# Given entries
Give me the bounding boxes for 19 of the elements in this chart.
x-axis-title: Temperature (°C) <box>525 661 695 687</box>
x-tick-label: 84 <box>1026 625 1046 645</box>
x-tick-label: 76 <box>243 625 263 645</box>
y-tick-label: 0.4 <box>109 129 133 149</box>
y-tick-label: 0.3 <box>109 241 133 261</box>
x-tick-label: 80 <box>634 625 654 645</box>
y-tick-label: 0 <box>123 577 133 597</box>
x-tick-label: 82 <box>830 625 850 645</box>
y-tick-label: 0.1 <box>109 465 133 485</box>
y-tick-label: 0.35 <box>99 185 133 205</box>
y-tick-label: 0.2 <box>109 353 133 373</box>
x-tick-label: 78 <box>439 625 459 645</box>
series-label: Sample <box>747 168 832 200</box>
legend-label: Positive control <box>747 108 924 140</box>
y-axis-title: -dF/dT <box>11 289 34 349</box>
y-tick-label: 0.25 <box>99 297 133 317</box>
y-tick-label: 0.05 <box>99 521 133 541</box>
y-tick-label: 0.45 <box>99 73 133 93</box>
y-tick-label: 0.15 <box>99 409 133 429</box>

# Requirement
Convert the records above into a Markdown table with two columns, Row and Line, giving each non-blank line its own row number.

# Expected answer
| Row | Line |
|---|---|
| 1 | Give me the bounding boxes for 19 of the elements in this chart. |
| 2 | x-axis-title: Temperature (°C) <box>525 661 695 687</box> |
| 3 | x-tick-label: 84 <box>1026 625 1046 645</box> |
| 4 | x-tick-label: 76 <box>243 625 263 645</box> |
| 5 | y-tick-label: 0.4 <box>109 129 133 149</box> |
| 6 | y-tick-label: 0.3 <box>109 241 133 261</box> |
| 7 | x-tick-label: 80 <box>634 625 654 645</box> |
| 8 | y-tick-label: 0 <box>123 577 133 597</box> |
| 9 | x-tick-label: 82 <box>830 625 850 645</box> |
| 10 | y-tick-label: 0.1 <box>109 465 133 485</box> |
| 11 | y-tick-label: 0.35 <box>99 185 133 205</box> |
| 12 | y-tick-label: 0.2 <box>109 353 133 373</box> |
| 13 | x-tick-label: 78 <box>439 625 459 645</box> |
| 14 | series-label: Sample <box>747 168 832 200</box> |
| 15 | legend-label: Positive control <box>747 108 924 140</box> |
| 16 | y-axis-title: -dF/dT <box>11 289 34 349</box> |
| 17 | y-tick-label: 0.25 <box>99 297 133 317</box> |
| 18 | y-tick-label: 0.05 <box>99 521 133 541</box> |
| 19 | y-tick-label: 0.45 <box>99 73 133 93</box> |
| 20 | y-tick-label: 0.15 <box>99 409 133 429</box> |